- [Requirements]: Look through the material and tally each line bearing the word "from". Give only the total.

- [Stored items]:
- - -
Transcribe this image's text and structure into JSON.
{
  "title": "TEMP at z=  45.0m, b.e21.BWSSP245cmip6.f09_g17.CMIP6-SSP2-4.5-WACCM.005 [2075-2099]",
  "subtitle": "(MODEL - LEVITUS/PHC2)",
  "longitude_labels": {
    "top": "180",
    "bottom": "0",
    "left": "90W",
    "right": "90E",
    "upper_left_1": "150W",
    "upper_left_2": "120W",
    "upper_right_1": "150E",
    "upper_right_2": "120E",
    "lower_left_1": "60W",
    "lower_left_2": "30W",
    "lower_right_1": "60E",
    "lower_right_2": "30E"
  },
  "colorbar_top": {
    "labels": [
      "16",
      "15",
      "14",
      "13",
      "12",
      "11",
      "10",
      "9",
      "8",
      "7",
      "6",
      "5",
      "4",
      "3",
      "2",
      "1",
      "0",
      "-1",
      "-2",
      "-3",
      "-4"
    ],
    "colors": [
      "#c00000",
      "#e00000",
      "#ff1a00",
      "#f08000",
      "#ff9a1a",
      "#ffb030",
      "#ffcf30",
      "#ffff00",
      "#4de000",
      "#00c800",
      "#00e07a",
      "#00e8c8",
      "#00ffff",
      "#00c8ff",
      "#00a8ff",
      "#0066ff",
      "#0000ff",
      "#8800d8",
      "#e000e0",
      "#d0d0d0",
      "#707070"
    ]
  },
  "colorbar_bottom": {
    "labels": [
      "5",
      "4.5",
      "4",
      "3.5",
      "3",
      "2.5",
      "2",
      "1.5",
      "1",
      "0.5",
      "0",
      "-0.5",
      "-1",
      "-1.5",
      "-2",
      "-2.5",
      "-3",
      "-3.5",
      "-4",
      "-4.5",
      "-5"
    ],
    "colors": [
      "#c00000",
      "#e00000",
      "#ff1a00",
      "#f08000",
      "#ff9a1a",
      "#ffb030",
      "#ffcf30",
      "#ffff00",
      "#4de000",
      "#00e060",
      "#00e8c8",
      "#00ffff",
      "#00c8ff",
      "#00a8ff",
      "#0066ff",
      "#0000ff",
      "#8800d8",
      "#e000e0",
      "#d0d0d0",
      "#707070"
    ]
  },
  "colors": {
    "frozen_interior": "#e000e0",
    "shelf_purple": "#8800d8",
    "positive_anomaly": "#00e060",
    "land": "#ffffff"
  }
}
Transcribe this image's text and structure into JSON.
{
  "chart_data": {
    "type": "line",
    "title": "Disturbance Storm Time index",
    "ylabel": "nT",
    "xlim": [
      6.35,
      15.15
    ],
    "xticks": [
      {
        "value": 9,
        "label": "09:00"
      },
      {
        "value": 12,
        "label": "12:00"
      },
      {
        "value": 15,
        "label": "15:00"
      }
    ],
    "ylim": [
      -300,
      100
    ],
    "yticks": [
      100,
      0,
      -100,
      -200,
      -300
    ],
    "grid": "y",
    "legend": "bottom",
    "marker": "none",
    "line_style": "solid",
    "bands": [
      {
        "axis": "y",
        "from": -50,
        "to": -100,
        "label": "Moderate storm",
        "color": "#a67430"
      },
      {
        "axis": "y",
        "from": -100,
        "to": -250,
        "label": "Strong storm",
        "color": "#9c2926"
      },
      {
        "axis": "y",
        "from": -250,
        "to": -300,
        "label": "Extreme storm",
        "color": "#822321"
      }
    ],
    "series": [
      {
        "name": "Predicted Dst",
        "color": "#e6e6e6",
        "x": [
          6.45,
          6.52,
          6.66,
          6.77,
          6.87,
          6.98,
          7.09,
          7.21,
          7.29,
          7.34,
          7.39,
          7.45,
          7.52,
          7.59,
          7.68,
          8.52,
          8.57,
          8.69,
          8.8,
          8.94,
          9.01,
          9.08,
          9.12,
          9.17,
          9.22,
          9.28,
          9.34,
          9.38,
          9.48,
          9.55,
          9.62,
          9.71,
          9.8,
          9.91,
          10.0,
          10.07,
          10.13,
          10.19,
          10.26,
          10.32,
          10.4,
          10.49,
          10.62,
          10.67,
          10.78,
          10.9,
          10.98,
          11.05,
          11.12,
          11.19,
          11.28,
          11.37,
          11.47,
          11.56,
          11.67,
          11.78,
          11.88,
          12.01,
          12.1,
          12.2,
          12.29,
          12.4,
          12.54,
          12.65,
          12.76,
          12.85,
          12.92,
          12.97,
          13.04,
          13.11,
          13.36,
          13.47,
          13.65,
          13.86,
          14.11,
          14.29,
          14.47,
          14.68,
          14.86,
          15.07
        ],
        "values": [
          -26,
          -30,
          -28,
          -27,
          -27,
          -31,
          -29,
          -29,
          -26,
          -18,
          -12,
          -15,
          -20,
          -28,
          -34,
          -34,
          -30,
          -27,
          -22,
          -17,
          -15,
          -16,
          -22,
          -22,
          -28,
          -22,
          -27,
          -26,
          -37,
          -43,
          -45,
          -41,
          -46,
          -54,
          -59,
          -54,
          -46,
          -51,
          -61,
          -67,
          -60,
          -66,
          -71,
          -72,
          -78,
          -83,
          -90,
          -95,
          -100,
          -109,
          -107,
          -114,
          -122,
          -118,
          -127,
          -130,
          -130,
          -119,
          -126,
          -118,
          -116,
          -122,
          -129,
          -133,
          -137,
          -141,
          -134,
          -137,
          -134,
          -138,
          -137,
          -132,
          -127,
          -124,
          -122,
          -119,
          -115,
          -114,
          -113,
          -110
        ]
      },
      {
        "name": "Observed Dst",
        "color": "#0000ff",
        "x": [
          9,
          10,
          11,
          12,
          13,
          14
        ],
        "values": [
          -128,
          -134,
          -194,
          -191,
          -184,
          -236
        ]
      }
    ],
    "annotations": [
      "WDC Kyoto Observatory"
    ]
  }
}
- - -
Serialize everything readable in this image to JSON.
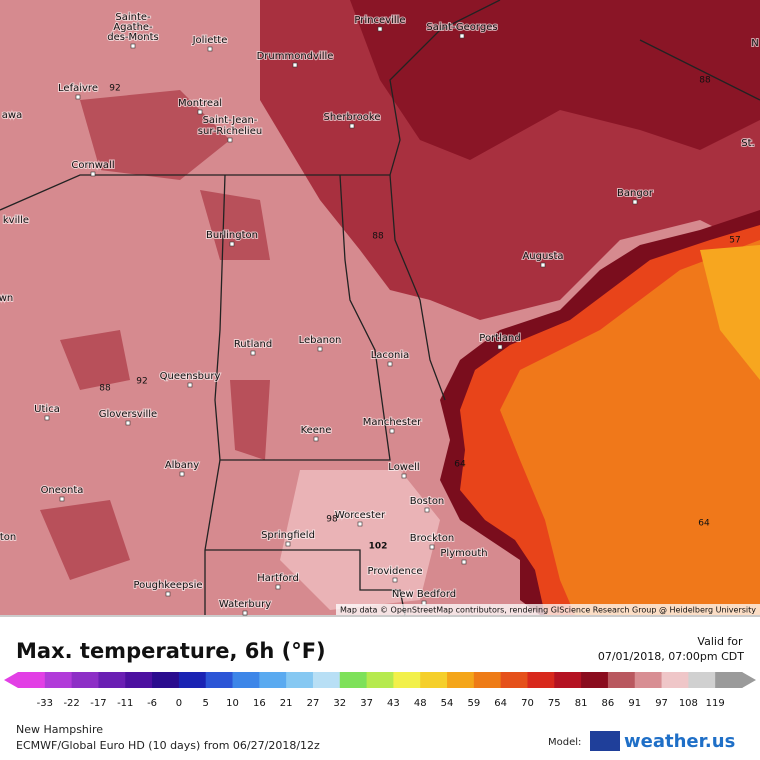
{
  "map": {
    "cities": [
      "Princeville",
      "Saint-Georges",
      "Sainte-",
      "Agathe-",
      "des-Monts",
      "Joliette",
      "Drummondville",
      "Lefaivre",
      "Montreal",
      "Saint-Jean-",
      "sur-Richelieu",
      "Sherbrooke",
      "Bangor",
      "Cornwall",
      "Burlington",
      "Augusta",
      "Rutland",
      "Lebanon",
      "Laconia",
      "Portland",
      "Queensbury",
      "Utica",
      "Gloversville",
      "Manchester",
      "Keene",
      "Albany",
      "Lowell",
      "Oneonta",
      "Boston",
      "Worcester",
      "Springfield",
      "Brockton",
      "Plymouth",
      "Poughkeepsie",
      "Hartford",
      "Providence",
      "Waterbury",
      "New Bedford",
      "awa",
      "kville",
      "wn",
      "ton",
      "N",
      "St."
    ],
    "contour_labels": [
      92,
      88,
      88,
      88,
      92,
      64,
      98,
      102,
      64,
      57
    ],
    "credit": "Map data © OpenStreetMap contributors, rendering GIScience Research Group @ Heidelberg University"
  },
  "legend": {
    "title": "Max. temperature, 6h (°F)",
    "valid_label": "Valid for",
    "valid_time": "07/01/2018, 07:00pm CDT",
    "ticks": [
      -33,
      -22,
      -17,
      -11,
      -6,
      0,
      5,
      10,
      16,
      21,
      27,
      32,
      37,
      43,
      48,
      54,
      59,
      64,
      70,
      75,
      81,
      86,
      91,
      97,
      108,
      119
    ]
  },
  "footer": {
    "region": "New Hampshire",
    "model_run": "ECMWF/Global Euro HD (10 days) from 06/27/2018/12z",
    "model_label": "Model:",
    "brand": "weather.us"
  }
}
- - -
- [Exercise solution]: 4